━━ Data listing ━━

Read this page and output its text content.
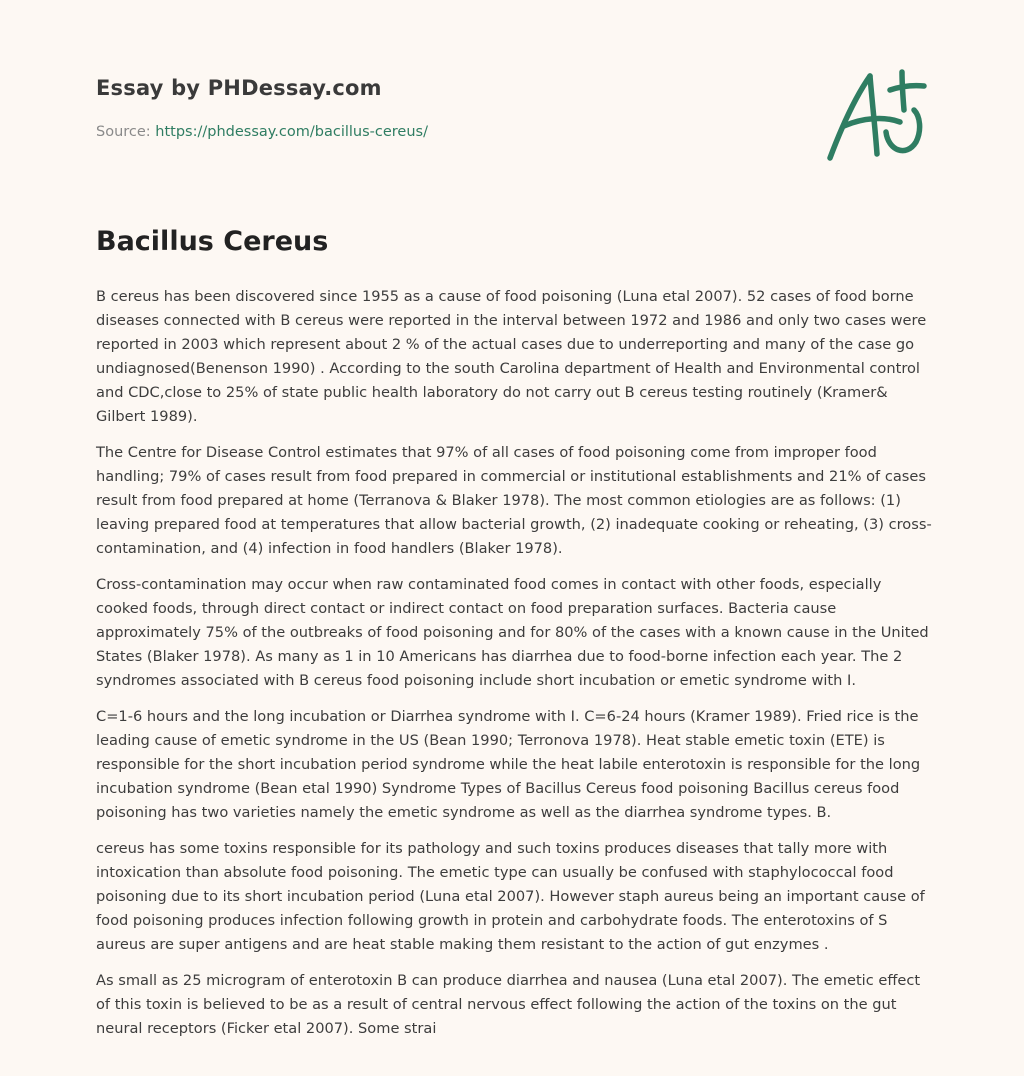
Essay by PHDessay.com
Source: https://phdessay.com/bacillus-cereus/
Bacillus Cereus

B cereus has been discovered since 1955 as a cause of food poisoning (Luna etal 2007). 52 cases of food borne diseases connected with B cereus were reported in the interval between 1972 and 1986 and only two cases were reported in 2003 which represent about 2 % of the actual cases due to underreporting and many of the case go undiagnosed(Benenson 1990) . According to the south Carolina department of Health and Environmental control and CDC,close to 25% of state public health laboratory do not carry out B cereus testing routinely (Kramer& Gilbert 1989).

The Centre for Disease Control estimates that 97% of all cases of food poisoning come from improper food handling; 79% of cases result from food prepared in commercial or institutional establishments and 21% of cases result from food prepared at home (Terranova & Blaker 1978). The most common etiologies are as follows: (1) leaving prepared food at temperatures that allow bacterial growth, (2) inadequate cooking or reheating, (3) cross-contamination, and (4) infection in food handlers (Blaker 1978).

Cross-contamination may occur when raw contaminated food comes in contact with other foods, especially cooked foods, through direct contact or indirect contact on food preparation surfaces. Bacteria cause approximately 75% of the outbreaks of food poisoning and for 80% of the cases with a known cause in the United States (Blaker 1978). As many as 1 in 10 Americans has diarrhea due to food-borne infection each year. The 2 syndromes associated with B cereus food poisoning include short incubation or emetic syndrome with I.

C=1-6 hours and the long incubation or Diarrhea syndrome with I. C=6-24 hours (Kramer 1989). Fried rice is the leading cause of emetic syndrome in the US (Bean 1990; Terronova 1978). Heat stable emetic toxin (ETE) is responsible for the short incubation period syndrome while the heat labile enterotoxin is responsible for the long incubation syndrome (Bean etal 1990) Syndrome Types of Bacillus Cereus food poisoning Bacillus cereus food poisoning has two varieties namely the emetic syndrome as well as the diarrhea syndrome types. B.

cereus has some toxins responsible for its pathology and such toxins produces diseases that tally more with intoxication than absolute food poisoning. The emetic type can usually be confused with staphylococcal food poisoning due to its short incubation period (Luna etal 2007). However staph aureus being an important cause of food poisoning produces infection following growth in protein and carbohydrate foods. The enterotoxins of S aureus are super antigens and are heat stable making them resistant to the action of gut enzymes .

As small as 25 microgram of enterotoxin B can produce diarrhea and nausea (Luna etal 2007). The emetic effect of this toxin is believed to be as a result of central nervous effect following the action of the toxins on the gut neural receptors (Ficker etal 2007). Some strai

━━━

The answer must consist of each line from the entries that contains the string "action".

cereus has some toxins responsible for its pathology and such toxins produces diseases that tally more with intoxication than absolute food poisoning. The emetic type can usually be confused with staphylococcal food poisoning due to its short incubation period (Luna etal 2007). However staph aureus being an important cause of food poisoning produces infection following growth in protein and carbohydrate foods. The enterotoxins of S aureus are super antigens and are heat stable making them resistant to the action of gut enzymes .
As small as 25 microgram of enterotoxin B can produce diarrhea and nausea (Luna etal 2007). The emetic effect of this toxin is believed to be as a result of central nervous effect following the action of the toxins on the gut neural receptors (Ficker etal 2007). Some strai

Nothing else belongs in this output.